▸ **Input data**:
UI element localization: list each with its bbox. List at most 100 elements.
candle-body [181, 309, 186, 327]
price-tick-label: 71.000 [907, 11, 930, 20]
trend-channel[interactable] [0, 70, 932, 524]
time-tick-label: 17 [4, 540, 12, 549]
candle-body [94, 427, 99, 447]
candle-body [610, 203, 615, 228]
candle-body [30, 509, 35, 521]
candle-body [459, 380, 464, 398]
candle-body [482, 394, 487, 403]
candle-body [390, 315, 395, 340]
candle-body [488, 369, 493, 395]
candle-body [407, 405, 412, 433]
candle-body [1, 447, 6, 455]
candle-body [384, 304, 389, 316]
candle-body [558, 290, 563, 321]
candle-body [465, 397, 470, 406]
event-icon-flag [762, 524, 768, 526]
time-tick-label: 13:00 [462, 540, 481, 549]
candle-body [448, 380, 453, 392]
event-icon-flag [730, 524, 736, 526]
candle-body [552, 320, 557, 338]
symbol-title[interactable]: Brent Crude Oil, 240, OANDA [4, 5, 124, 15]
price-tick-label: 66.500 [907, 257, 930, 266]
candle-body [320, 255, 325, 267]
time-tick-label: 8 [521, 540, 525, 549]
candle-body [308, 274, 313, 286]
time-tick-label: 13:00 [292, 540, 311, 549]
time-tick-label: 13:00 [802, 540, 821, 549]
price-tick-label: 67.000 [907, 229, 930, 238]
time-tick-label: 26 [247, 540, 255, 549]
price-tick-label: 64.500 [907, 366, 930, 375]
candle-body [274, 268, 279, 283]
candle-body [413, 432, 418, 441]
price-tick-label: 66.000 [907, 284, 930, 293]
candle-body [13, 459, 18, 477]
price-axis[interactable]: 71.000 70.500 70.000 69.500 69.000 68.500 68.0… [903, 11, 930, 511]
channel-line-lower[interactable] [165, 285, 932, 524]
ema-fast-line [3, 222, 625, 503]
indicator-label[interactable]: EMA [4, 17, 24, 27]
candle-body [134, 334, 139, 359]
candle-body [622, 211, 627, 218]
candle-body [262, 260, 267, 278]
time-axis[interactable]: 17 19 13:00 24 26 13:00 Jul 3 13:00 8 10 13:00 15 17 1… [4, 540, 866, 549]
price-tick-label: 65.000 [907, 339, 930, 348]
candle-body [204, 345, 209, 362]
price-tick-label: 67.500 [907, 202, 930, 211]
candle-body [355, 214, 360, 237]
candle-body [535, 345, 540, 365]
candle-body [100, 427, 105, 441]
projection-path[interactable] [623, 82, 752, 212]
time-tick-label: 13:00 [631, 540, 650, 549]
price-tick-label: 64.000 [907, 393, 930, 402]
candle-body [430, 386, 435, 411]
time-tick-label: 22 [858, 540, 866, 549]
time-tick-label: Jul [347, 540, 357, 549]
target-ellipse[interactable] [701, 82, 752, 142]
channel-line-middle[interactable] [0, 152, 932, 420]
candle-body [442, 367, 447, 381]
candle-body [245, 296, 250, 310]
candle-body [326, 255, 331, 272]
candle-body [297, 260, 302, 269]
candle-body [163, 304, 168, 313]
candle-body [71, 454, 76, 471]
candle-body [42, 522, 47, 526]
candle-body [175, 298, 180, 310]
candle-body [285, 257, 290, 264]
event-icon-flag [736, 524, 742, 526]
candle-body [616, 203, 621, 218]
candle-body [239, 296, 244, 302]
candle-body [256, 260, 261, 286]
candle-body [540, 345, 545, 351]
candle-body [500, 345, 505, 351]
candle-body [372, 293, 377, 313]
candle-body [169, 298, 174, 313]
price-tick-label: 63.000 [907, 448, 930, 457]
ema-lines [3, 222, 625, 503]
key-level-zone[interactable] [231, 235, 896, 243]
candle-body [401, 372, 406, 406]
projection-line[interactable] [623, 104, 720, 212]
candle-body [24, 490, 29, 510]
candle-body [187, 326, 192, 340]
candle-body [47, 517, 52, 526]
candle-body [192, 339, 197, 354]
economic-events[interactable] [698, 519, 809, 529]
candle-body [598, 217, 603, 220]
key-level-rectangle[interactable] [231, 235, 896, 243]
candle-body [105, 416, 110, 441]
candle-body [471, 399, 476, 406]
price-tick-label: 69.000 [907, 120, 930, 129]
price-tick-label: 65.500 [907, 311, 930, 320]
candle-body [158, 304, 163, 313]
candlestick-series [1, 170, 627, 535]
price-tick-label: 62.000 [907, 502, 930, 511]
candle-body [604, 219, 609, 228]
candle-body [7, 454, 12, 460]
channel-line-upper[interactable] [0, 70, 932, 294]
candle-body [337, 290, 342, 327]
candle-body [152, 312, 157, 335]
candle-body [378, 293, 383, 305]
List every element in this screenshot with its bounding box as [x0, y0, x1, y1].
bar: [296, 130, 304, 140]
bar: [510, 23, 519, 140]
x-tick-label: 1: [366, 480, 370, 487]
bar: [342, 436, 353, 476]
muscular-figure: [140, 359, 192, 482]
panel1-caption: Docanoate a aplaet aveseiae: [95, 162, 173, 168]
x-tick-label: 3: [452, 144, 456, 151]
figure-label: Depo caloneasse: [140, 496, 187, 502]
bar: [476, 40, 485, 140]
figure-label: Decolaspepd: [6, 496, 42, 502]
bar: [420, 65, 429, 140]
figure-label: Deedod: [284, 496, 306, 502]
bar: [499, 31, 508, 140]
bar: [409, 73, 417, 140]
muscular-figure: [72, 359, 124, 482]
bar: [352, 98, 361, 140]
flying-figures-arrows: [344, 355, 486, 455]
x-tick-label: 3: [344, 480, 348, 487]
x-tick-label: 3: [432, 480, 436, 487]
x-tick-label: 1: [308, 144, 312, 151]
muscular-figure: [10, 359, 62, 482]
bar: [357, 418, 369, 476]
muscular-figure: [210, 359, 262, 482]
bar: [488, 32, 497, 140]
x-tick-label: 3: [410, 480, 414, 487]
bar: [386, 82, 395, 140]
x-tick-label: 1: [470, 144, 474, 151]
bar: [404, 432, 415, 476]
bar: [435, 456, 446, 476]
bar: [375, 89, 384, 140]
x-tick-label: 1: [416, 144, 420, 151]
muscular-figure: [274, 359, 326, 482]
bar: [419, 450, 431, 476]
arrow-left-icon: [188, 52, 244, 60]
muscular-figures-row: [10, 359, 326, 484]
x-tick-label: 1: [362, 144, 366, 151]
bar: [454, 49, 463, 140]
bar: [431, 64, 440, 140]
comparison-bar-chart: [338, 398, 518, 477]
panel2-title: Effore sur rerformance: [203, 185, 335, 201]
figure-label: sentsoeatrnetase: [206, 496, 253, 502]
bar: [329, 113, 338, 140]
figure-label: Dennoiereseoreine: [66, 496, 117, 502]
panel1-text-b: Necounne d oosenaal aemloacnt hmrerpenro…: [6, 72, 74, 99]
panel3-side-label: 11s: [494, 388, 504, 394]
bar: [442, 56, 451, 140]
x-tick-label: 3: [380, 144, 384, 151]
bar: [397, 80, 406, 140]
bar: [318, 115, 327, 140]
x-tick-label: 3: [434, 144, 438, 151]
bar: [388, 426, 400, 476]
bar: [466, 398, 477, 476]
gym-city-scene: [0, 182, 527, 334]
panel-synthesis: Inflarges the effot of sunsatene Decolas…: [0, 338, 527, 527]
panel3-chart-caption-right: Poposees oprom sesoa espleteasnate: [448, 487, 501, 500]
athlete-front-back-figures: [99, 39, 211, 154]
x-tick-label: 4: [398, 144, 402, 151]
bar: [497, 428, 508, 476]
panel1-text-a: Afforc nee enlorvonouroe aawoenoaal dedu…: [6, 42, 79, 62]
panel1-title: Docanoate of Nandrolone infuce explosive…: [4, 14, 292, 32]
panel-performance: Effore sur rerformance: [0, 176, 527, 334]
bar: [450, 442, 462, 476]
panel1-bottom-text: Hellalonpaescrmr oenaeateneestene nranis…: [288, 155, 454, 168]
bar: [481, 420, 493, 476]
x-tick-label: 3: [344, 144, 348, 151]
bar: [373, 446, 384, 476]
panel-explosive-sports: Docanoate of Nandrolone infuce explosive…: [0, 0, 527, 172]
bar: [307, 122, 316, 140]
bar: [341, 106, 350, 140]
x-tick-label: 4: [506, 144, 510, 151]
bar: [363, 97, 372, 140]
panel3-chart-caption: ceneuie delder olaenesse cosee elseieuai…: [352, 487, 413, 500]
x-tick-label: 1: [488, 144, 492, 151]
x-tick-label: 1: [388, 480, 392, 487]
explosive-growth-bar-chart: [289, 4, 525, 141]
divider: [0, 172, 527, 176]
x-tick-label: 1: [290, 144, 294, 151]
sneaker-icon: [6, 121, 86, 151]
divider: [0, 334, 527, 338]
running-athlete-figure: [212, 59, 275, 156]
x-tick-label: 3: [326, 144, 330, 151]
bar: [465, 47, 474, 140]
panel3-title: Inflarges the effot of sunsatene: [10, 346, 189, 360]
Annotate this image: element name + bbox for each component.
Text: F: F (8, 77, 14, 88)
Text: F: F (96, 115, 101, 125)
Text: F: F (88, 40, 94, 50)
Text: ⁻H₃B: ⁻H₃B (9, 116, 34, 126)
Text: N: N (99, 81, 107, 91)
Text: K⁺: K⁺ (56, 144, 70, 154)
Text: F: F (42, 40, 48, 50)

▸ **Task to complete**: Express the listing from its first line through the line containing "candle-body [13, 459, 18, 477]" as a Markdown table with the columns Row and Line, numbering each line in order and leaving out any blank lines.

▸ **Answer**:
| Row | Line |
|---|---|
| 1 | UI element localization: list each with its bbox. List at most 100 elements. |
| 2 | candle-body [181, 309, 186, 327] |
| 3 | price-tick-label: 71.000 [907, 11, 930, 20] |
| 4 | trend-channel[interactable] [0, 70, 932, 524] |
| 5 | time-tick-label: 17 [4, 540, 12, 549] |
| 6 | candle-body [94, 427, 99, 447] |
| 7 | candle-body [610, 203, 615, 228] |
| 8 | candle-body [30, 509, 35, 521] |
| 9 | candle-body [459, 380, 464, 398] |
| 10 | candle-body [482, 394, 487, 403] |
| 11 | candle-body [390, 315, 395, 340] |
| 12 | candle-body [488, 369, 493, 395] |
| 13 | candle-body [407, 405, 412, 433] |
| 14 | candle-body [1, 447, 6, 455] |
| 15 | candle-body [384, 304, 389, 316] |
| 16 | candle-body [558, 290, 563, 321] |
| 17 | candle-body [465, 397, 470, 406] |
| 18 | event-icon-flag [762, 524, 768, 526] |
| 19 | time-tick-label: 13:00 [462, 540, 481, 549] |
| 20 | candle-body [448, 380, 453, 392] |
| 21 | event-icon-flag [730, 524, 736, 526] |
| 22 | candle-body [552, 320, 557, 338] |
| 23 | symbol-title[interactable]: Brent Crude Oil, 240, OANDA [4, 5, 124, 15] |
| 24 | price-tick-label: 66.500 [907, 257, 930, 266] |
| 25 | candle-body [320, 255, 325, 267] |
| 26 | time-tick-label: 8 [521, 540, 525, 549] |
| 27 | candle-body [308, 274, 313, 286] |
| 28 | time-tick-label: 13:00 [292, 540, 311, 549] |
| 29 | time-tick-label: 13:00 [802, 540, 821, 549] |
| 30 | price-tick-label: 67.000 [907, 229, 930, 238] |
| 31 | time-tick-label: 26 [247, 540, 255, 549] |
| 32 | price-tick-label: 64.500 [907, 366, 930, 375] |
| 33 | candle-body [274, 268, 279, 283] |
| 34 | candle-body [413, 432, 418, 441] |
| 35 | price-tick-label: 66.000 [907, 284, 930, 293] |
| 36 | candle-body [13, 459, 18, 477] |